▶ Given instruction:
Answer with one number: how many lines hold the string "Priluka".

═════ Input for this task

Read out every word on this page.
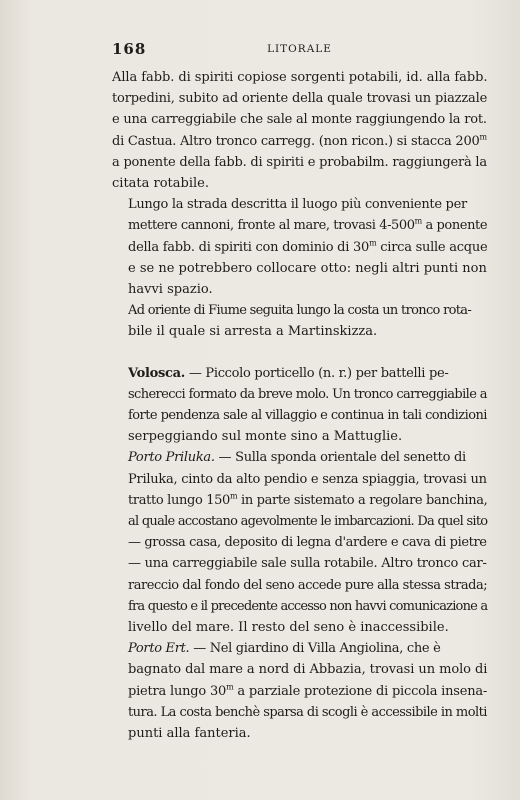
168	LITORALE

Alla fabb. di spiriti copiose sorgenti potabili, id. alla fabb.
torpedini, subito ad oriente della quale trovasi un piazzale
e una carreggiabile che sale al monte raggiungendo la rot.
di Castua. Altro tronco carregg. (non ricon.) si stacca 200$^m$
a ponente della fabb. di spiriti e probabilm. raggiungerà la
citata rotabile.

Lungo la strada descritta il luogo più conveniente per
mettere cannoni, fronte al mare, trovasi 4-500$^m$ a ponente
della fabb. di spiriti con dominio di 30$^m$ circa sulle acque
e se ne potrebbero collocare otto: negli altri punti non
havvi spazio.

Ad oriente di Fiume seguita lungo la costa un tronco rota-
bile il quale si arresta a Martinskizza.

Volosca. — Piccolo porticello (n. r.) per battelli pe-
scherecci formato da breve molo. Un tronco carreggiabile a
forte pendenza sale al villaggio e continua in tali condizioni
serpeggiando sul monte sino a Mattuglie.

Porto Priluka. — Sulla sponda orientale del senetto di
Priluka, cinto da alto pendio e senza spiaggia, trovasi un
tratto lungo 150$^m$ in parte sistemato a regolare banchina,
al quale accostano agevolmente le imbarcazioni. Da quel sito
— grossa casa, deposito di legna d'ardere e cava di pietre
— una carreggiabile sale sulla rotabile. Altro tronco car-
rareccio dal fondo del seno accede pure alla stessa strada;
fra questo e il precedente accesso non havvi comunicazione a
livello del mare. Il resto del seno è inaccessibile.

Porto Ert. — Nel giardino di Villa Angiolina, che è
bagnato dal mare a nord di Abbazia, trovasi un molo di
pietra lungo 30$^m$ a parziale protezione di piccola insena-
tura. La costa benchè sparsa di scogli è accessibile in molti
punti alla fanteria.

══════════

▶ The result:
2